■ **Aim of the task**: Return a copy of each line that holds the string "图上距离".

-- Start of Supplied records --

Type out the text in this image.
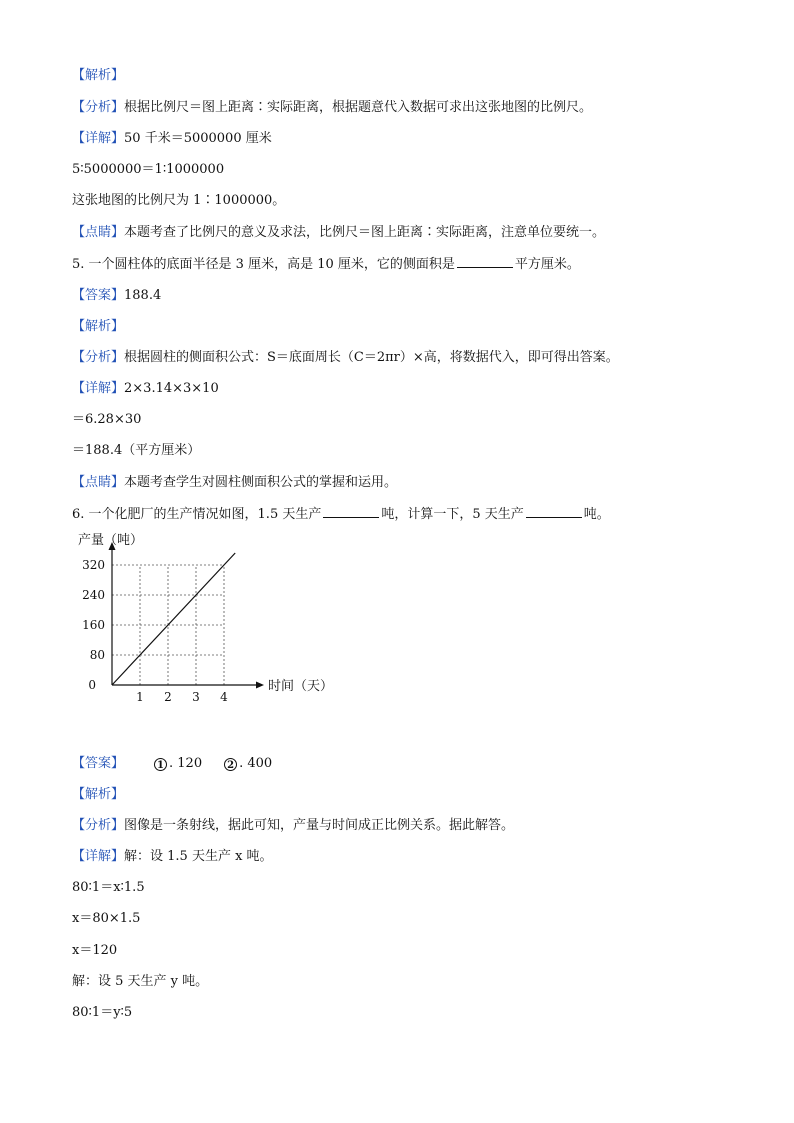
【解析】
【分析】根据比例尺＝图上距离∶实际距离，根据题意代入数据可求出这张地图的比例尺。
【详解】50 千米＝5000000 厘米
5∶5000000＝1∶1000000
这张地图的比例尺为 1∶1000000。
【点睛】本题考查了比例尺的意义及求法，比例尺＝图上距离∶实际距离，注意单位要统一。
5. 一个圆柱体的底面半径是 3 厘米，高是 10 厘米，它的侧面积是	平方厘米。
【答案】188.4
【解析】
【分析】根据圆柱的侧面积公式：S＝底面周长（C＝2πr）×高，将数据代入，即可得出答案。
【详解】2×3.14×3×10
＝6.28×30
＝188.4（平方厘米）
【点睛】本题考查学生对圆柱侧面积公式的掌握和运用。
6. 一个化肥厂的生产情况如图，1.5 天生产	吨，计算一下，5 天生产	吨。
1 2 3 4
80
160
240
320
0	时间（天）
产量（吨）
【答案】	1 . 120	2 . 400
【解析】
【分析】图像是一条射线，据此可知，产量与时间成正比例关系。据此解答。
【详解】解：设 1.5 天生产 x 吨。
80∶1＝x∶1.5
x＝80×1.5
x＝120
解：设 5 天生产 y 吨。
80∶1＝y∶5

-- End of Supplied records --

■ **Completed task**:
【分析】根据比例尺＝图上距离∶实际距离，根据题意代入数据可求出这张地图的比例尺。
【点睛】本题考查了比例尺的意义及求法，比例尺＝图上距离∶实际距离，注意单位要统一。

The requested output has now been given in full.